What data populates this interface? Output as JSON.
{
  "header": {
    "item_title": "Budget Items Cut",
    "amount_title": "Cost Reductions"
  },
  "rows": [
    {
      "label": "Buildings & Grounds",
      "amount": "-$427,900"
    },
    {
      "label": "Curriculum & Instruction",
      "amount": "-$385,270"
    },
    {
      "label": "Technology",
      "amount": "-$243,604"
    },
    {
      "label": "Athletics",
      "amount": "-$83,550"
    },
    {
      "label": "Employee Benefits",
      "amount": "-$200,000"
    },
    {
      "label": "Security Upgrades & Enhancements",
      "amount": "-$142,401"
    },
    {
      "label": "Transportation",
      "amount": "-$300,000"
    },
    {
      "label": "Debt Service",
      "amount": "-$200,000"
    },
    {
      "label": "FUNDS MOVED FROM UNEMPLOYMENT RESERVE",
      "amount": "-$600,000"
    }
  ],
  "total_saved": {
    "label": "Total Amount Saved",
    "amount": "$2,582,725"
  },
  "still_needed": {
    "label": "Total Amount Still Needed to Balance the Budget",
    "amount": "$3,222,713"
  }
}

▶ Direction: In the material above, show every line where the word "Budget" turns up.

▶ Written answer:
    "item_title": "Budget Items Cut",
    "label": "Total Amount Still Needed to Balance the Budget",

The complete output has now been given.